>> START EXERCISE MATERIALS

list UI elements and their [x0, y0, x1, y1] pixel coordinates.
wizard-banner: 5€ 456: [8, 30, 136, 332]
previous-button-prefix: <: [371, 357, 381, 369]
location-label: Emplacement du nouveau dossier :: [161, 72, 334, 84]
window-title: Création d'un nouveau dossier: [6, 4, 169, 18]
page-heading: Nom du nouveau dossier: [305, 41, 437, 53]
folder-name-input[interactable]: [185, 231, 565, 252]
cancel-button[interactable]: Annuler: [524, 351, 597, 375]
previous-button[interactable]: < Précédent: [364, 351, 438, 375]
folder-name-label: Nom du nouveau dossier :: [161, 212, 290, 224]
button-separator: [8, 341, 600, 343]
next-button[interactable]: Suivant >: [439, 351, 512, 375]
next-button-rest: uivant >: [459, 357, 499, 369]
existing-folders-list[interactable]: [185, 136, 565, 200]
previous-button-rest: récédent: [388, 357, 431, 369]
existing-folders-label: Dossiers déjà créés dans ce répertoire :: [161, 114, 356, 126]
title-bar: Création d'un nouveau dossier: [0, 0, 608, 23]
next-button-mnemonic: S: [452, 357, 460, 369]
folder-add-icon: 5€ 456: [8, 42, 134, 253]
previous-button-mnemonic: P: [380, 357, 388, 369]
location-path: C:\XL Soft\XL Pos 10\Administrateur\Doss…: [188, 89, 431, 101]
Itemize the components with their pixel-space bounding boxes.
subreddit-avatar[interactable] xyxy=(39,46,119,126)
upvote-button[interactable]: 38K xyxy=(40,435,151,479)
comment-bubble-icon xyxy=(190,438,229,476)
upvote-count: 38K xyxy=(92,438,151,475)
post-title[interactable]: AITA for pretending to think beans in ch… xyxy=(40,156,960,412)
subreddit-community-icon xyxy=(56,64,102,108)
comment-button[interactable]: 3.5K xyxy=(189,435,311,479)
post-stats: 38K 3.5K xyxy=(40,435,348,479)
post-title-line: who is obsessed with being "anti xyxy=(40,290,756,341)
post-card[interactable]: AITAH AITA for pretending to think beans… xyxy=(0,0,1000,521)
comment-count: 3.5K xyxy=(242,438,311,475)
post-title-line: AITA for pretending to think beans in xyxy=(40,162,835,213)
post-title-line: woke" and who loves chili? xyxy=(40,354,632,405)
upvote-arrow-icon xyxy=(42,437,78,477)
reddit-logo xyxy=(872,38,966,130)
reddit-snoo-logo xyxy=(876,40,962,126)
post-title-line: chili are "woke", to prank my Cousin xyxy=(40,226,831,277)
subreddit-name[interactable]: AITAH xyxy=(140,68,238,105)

>> END EXERCISE MATERIALS

## TASK DETAILS
Copy out verbatim the stretch of data above from its first line through the line containing "previous-button-rest: récédent: [388, 357, 431, 369]", inclusive of both.

## WRITTEN ANSWER
list UI elements and their [x0, y0, x1, y1] pixel coordinates.
wizard-banner: 5€ 456: [8, 30, 136, 332]
previous-button-prefix: <: [371, 357, 381, 369]
location-label: Emplacement du nouveau dossier :: [161, 72, 334, 84]
window-title: Création d'un nouveau dossier: [6, 4, 169, 18]
page-heading: Nom du nouveau dossier: [305, 41, 437, 53]
folder-name-input[interactable]: [185, 231, 565, 252]
cancel-button[interactable]: Annuler: [524, 351, 597, 375]
previous-button[interactable]: < Précédent: [364, 351, 438, 375]
folder-name-label: Nom du nouveau dossier :: [161, 212, 290, 224]
button-separator: [8, 341, 600, 343]
next-button[interactable]: Suivant >: [439, 351, 512, 375]
next-button-rest: uivant >: [459, 357, 499, 369]
existing-folders-list[interactable]: [185, 136, 565, 200]
previous-button-rest: récédent: [388, 357, 431, 369]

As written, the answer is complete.